• [PROBLEM DETAILS] Every line that holds the string "相似三角形对应高的比等于相似比" is to be identified and copied.

Begin LISTED RECORDS

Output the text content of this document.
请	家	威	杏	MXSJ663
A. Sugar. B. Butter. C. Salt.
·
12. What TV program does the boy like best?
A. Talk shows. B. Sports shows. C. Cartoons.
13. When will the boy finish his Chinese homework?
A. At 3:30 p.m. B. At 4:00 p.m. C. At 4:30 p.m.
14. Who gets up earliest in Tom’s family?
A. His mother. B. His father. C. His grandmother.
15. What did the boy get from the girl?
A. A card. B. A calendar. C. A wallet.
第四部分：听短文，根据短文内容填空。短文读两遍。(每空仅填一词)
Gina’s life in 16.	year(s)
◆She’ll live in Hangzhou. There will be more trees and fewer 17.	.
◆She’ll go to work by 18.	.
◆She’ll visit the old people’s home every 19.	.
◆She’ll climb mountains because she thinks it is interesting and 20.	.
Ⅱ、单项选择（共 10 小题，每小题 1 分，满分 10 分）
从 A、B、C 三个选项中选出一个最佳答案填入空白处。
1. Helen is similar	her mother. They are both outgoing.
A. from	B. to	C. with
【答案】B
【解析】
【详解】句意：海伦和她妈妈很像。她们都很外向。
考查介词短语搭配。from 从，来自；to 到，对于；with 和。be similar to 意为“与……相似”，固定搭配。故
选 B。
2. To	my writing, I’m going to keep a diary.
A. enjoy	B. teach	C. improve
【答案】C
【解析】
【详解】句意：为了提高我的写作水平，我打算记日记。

End LISTED RECORDS
Begin LISTED RECORDS

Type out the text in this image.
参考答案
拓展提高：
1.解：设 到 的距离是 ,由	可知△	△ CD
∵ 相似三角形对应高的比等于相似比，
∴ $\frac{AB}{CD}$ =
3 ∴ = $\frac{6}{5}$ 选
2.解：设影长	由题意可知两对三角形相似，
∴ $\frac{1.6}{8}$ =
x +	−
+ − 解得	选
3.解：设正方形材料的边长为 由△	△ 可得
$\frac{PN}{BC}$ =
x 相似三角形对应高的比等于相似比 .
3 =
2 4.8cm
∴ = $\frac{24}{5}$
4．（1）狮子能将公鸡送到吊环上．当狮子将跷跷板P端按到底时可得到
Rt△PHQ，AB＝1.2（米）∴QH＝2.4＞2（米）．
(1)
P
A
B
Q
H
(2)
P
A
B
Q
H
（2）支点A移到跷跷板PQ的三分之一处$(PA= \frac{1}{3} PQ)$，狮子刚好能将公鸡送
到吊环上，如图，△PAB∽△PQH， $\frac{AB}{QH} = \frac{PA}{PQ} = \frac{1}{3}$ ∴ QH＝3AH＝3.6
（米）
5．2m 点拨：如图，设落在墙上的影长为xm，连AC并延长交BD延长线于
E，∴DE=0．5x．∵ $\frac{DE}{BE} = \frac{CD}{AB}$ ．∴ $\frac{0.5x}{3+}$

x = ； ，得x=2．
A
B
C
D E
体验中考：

End LISTED RECORDS
Begin LISTED RECORDS

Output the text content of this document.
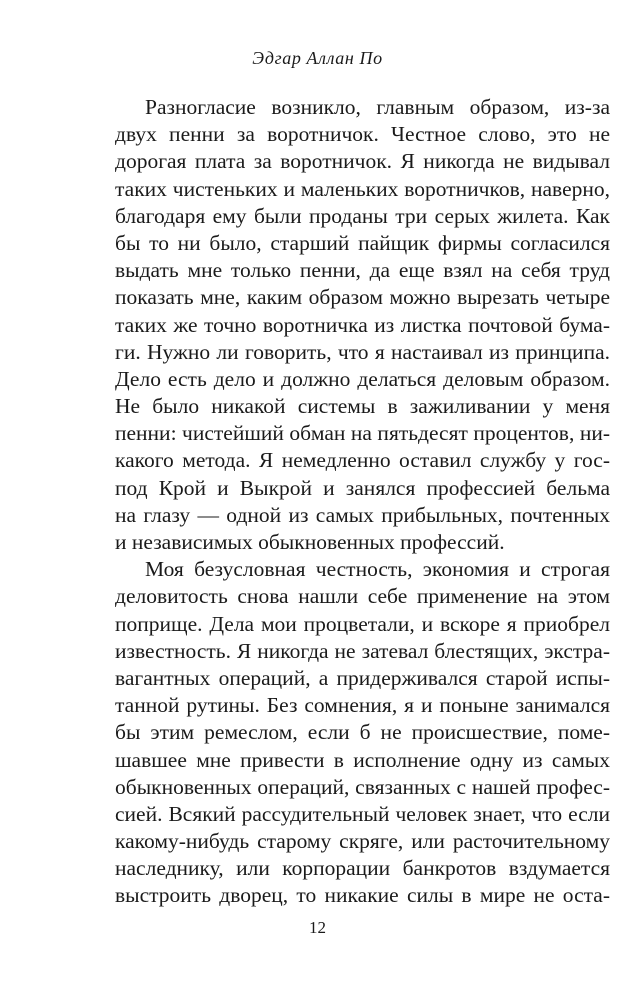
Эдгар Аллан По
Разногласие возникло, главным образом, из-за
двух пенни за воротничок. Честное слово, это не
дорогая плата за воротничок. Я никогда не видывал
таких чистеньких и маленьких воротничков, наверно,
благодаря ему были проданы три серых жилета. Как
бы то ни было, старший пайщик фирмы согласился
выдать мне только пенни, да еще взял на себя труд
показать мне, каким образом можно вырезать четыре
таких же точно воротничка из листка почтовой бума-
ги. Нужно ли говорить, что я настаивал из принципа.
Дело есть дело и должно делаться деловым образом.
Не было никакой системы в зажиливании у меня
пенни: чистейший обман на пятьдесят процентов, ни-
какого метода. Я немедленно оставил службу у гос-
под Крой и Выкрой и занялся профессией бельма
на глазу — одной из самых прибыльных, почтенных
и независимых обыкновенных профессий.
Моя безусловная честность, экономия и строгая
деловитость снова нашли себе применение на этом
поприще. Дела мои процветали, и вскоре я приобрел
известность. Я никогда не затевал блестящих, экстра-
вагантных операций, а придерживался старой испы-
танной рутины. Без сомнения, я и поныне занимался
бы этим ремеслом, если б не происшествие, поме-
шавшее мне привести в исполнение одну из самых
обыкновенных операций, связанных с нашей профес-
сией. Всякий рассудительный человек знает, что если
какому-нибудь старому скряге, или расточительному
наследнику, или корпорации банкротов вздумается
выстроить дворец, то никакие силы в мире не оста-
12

End LISTED RECORDS

• [RESULT FOR THIS TASK]
∵ 相似三角形对应高的比等于相似比，
x 相似三角形对应高的比等于相似比 .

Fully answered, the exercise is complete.